MATERIAL:
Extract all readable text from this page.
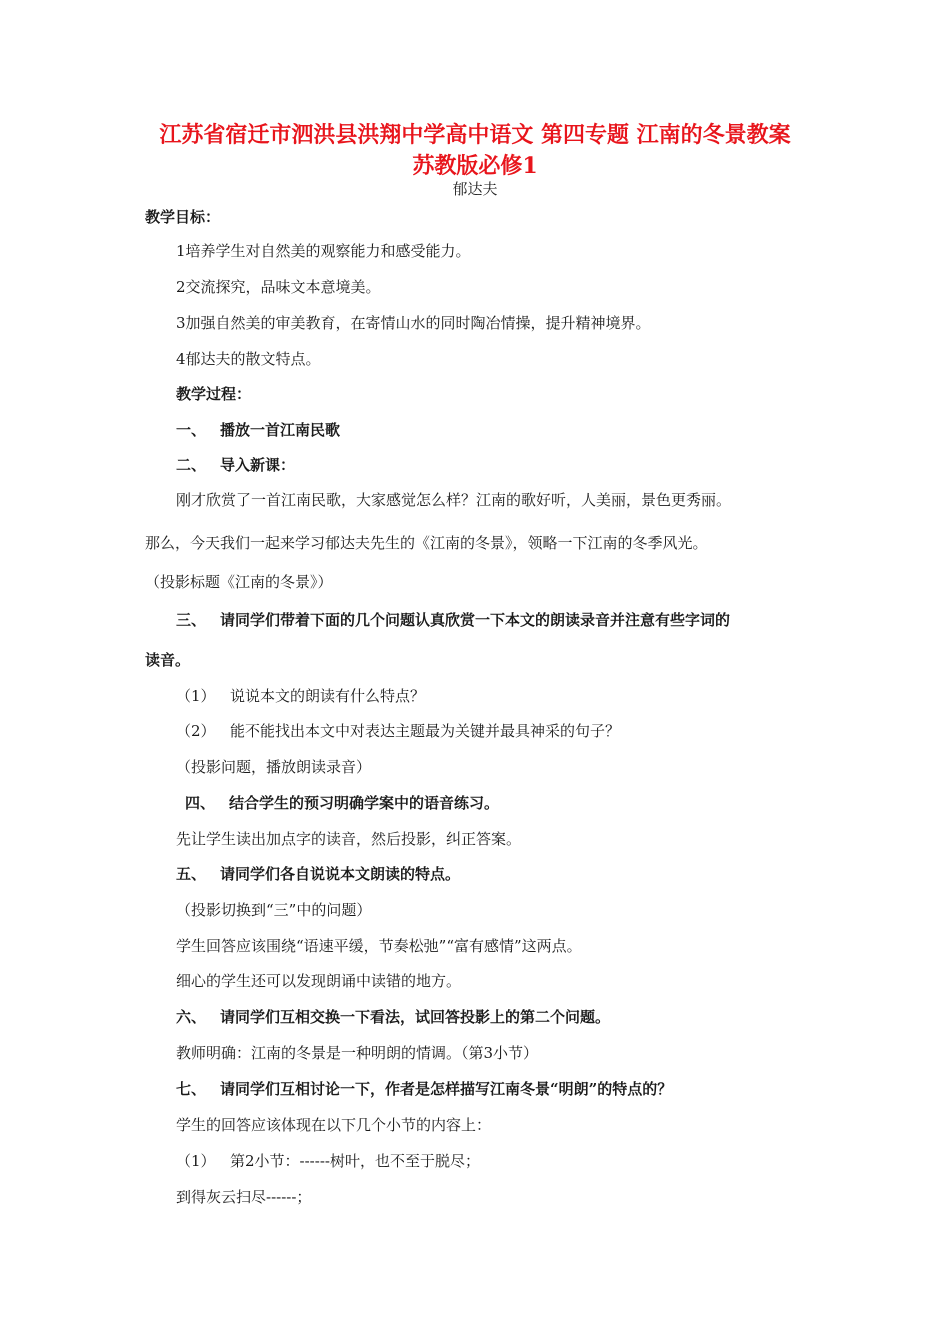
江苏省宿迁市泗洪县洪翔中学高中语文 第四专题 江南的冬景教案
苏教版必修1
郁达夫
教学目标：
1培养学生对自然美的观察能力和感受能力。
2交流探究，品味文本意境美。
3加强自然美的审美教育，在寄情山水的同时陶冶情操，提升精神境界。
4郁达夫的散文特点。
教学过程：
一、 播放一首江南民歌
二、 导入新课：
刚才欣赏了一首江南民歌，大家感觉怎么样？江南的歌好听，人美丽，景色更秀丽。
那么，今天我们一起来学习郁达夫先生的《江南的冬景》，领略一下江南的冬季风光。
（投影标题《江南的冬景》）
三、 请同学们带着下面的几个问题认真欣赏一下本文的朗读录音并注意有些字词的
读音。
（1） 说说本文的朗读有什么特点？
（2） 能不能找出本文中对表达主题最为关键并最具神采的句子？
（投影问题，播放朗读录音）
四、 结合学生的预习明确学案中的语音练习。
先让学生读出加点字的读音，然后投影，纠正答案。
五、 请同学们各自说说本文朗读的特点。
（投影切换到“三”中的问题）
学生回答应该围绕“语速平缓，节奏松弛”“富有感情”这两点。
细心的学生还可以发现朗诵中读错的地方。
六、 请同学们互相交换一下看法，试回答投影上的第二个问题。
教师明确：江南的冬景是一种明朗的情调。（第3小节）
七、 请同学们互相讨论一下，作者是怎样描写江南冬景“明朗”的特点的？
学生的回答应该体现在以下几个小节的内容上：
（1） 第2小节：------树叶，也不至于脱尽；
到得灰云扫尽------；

--

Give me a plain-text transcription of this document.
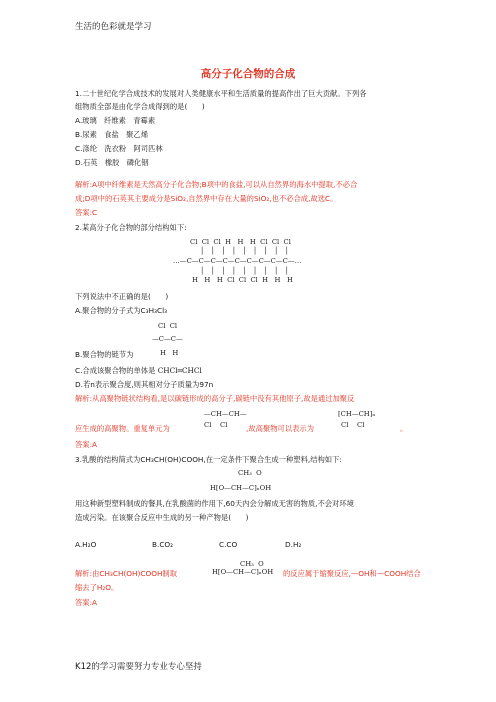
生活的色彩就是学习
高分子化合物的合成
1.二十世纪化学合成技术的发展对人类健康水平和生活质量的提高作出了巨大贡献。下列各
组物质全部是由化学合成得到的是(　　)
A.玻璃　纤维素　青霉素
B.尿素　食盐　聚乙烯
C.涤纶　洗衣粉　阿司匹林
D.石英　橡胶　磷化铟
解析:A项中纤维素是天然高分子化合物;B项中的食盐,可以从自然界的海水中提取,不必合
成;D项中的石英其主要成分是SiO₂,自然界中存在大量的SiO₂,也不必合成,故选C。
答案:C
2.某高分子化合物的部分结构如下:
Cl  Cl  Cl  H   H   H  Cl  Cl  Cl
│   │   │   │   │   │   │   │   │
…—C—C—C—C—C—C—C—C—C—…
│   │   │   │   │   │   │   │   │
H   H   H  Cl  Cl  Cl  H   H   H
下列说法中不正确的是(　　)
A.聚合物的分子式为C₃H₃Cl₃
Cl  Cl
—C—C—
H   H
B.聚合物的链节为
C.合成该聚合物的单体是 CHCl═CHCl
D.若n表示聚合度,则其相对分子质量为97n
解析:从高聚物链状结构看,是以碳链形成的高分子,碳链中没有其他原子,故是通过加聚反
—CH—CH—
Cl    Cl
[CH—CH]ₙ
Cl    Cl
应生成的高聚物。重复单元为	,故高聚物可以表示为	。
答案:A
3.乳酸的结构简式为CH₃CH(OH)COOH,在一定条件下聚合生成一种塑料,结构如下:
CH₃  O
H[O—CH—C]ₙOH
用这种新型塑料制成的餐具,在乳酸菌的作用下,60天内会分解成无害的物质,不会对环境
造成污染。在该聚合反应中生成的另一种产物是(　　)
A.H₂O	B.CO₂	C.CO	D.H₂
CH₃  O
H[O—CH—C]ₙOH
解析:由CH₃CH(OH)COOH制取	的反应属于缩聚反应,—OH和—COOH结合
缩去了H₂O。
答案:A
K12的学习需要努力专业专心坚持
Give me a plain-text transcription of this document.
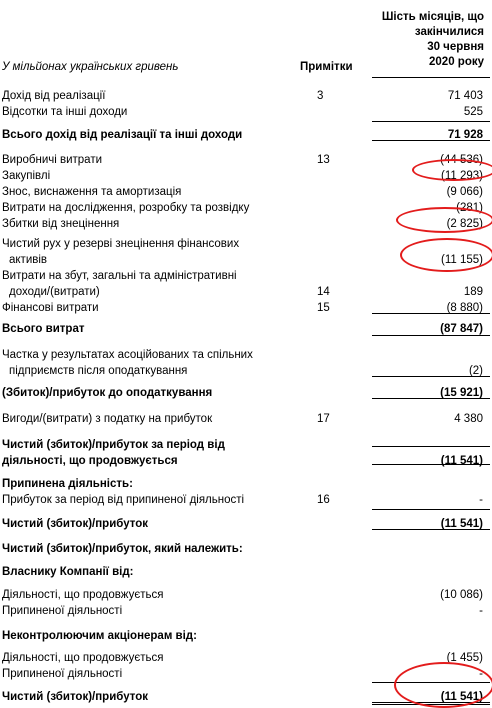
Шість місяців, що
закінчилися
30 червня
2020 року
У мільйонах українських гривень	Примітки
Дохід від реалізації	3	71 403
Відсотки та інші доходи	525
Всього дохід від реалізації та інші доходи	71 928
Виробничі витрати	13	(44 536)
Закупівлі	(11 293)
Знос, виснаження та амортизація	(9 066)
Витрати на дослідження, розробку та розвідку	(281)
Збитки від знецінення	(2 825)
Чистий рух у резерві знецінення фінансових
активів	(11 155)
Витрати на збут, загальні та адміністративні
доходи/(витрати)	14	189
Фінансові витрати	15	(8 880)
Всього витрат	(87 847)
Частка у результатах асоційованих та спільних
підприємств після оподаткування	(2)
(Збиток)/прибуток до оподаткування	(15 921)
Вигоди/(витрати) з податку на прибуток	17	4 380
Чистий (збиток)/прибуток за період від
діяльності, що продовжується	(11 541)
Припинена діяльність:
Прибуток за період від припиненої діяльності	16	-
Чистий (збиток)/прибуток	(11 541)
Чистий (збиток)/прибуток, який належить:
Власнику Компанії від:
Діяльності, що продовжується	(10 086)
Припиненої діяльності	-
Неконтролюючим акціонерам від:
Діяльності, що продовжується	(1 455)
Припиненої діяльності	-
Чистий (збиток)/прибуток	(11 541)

TASK INSTRUCTIONS: Gather each line from the listing above that holds "доходи".

CORRECT RESULT:
Відсотки та інші доходи	525
Всього дохід від реалізації та інші доходи	71 928
доходи/(витрати)	14	189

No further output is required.